● Set task
Images appear in the records below; leave them out and repeat everything else exactly.

[Part of a data file]

= = =

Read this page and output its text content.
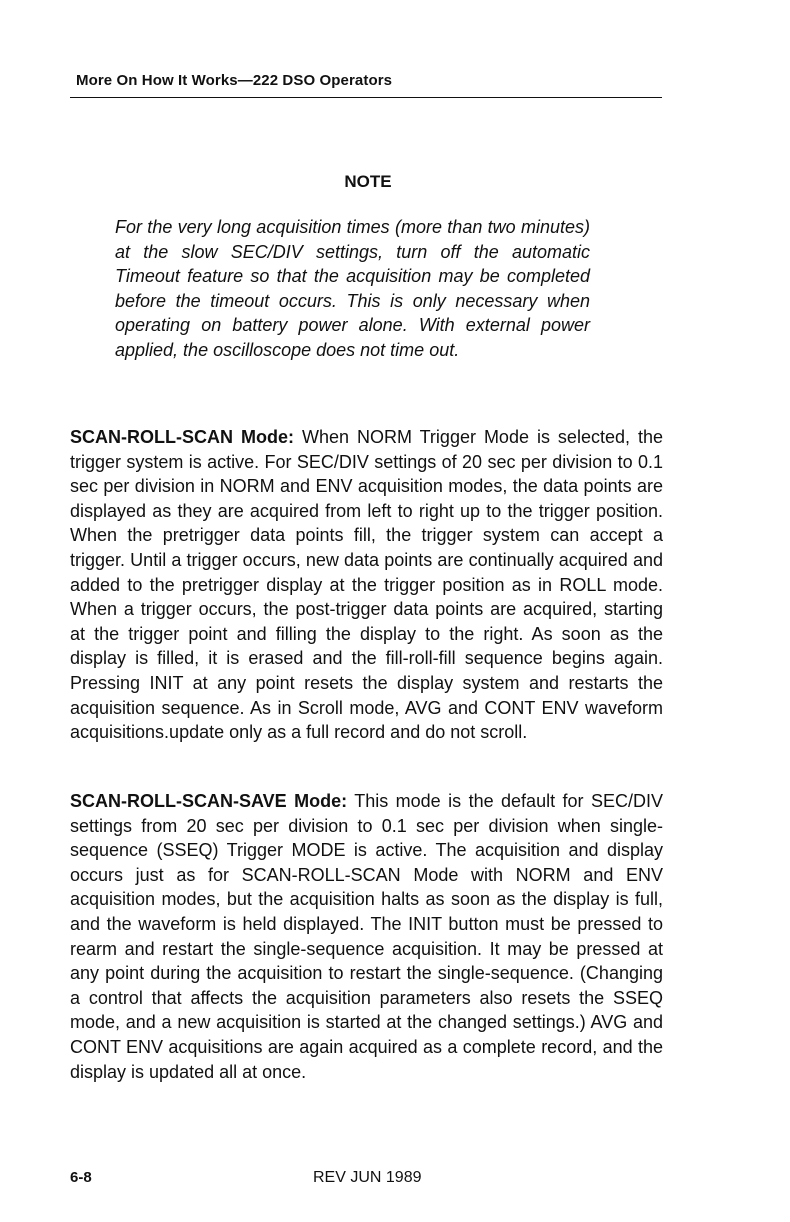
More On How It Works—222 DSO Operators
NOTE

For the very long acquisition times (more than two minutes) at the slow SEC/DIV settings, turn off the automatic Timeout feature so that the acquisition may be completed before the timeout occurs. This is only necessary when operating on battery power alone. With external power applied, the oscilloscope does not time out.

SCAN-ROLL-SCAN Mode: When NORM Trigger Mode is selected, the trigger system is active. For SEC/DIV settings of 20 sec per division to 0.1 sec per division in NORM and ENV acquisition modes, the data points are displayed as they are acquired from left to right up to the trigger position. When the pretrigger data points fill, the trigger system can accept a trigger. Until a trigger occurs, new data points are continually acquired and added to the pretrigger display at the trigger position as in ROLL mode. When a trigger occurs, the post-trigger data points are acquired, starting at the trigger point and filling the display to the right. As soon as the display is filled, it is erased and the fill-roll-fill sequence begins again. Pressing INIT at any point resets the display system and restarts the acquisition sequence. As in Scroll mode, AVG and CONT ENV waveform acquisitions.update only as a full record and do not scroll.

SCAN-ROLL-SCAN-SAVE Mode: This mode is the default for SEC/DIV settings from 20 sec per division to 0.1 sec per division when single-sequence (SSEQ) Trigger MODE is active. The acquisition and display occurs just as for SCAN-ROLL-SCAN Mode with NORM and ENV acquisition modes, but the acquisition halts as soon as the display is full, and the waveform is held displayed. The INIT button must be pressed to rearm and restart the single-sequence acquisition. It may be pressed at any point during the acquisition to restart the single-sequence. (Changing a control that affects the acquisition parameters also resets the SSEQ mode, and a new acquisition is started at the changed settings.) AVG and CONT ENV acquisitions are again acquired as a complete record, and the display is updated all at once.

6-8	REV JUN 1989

= = =

● Answer
Read this page and output its text content.
More On How It Works—222 DSO Operators
NOTE

For the very long acquisition times (more than two minutes) at the slow SEC/DIV settings, turn off the automatic Timeout feature so that the acquisition may be completed before the timeout occurs. This is only necessary when operating on battery power alone. With external power applied, the oscilloscope does not time out.

SCAN-ROLL-SCAN Mode: When NORM Trigger Mode is selected, the trigger system is active. For SEC/DIV settings of 20 sec per division to 0.1 sec per division in NORM and ENV acquisition modes, the data points are displayed as they are acquired from left to right up to the trigger position. When the pretrigger data points fill, the trigger system can accept a trigger. Until a trigger occurs, new data points are continually acquired and added to the pretrigger display at the trigger position as in ROLL mode. When a trigger occurs, the post-trigger data points are acquired, starting at the trigger point and filling the display to the right. As soon as the display is filled, it is erased and the fill-roll-fill sequence begins again. Pressing INIT at any point resets the display system and restarts the acquisition sequence. As in Scroll mode, AVG and CONT ENV waveform acquisitions.update only as a full record and do not scroll.

SCAN-ROLL-SCAN-SAVE Mode: This mode is the default for SEC/DIV settings from 20 sec per division to 0.1 sec per division when single-sequence (SSEQ) Trigger MODE is active. The acquisition and display occurs just as for SCAN-ROLL-SCAN Mode with NORM and ENV acquisition modes, but the acquisition halts as soon as the display is full, and the waveform is held displayed. The INIT button must be pressed to rearm and restart the single-sequence acquisition. It may be pressed at any point during the acquisition to restart the single-sequence. (Changing a control that affects the acquisition parameters also resets the SSEQ mode, and a new acquisition is started at the changed settings.) AVG and CONT ENV acquisitions are again acquired as a complete record, and the display is updated all at once.

6-8	REV JUN 1989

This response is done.